Stored items from a collection
START
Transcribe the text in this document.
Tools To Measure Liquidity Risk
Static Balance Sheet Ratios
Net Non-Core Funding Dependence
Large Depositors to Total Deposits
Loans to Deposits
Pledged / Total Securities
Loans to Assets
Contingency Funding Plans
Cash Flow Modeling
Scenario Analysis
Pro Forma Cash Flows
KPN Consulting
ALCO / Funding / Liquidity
END
START
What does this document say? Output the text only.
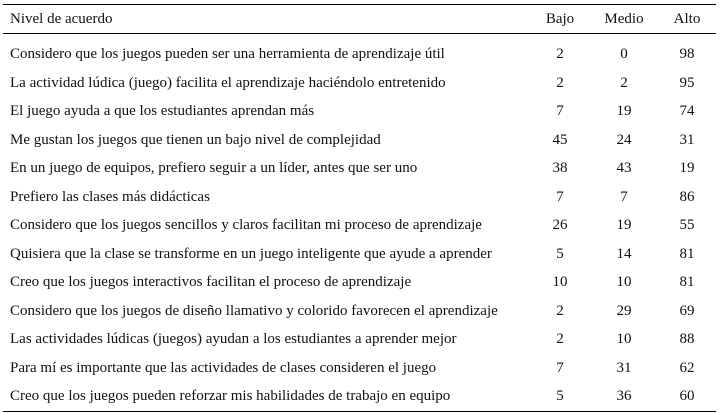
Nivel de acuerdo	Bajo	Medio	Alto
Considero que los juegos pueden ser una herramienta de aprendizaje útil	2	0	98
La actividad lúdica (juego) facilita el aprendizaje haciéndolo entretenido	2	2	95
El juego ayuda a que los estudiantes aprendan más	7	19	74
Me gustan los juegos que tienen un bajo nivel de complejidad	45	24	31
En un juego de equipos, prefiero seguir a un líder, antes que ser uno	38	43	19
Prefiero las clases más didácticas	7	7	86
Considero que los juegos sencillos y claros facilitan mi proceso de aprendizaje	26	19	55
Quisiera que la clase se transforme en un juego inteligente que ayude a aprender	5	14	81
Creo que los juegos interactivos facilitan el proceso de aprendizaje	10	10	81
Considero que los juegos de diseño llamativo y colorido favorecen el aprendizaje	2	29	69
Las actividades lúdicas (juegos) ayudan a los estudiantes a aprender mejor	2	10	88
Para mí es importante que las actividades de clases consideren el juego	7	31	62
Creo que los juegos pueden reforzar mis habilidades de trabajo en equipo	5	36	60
END
▶ AIM OF THE TASK:
Tally the lines of the material above that contain the word "clases" and report the total alone.

▶ COMPLETED TASK:
2